== What to work on ==
Pull every line containing "Presupuesto" from the entries.

Records from a collection

— start —

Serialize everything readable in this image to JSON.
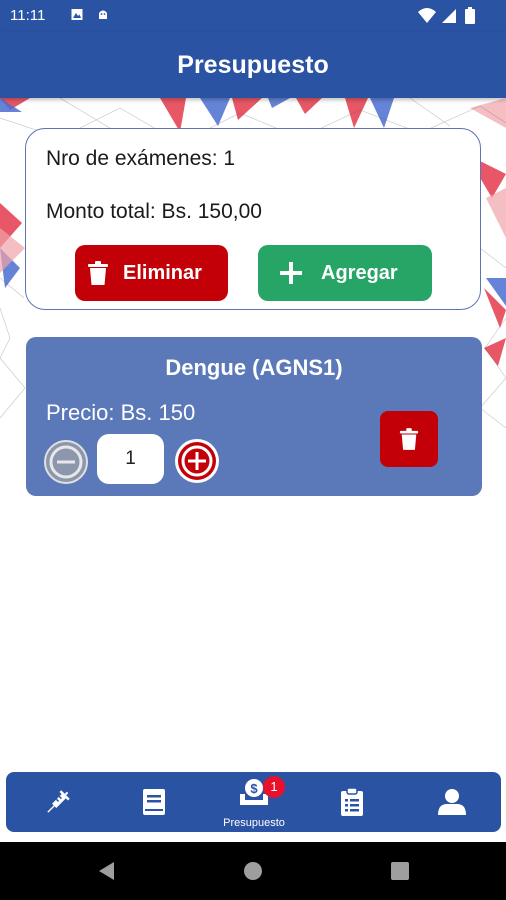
{
  "status_bar": {
    "time": "11:11",
    "icons": [
      "gallery-icon",
      "android-debug-icon",
      "wifi-icon",
      "signal-icon",
      "battery-icon"
    ]
  },
  "header": {
    "title": "Presupuesto"
  },
  "summary": {
    "exam_count_text": "Nro de exámenes: 1",
    "total_text": "Monto total: Bs. 150,00",
    "delete_button_label": "Eliminar",
    "add_button_label": "Agregar"
  },
  "items": [
    {
      "name": "Dengue (AGNS1)",
      "price_text": "Precio: Bs. 150",
      "quantity": "1"
    }
  ],
  "bottom_nav": {
    "items": [
      {
        "icon": "syringe-icon",
        "label": ""
      },
      {
        "icon": "book-icon",
        "label": ""
      },
      {
        "icon": "budget-icon",
        "label": "Presupuesto",
        "badge": "1",
        "active": true
      },
      {
        "icon": "clipboard-icon",
        "label": ""
      },
      {
        "icon": "user-icon",
        "label": ""
      }
    ]
  },
  "colors": {
    "primary": "#2b53a4",
    "card_blue": "#5b78b9",
    "danger": "#c30008",
    "success": "#27a567",
    "badge": "#e8102a"
  }
}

— end —

== Completed exercise ==
    "title": "Presupuesto"
        "label": "Presupuesto",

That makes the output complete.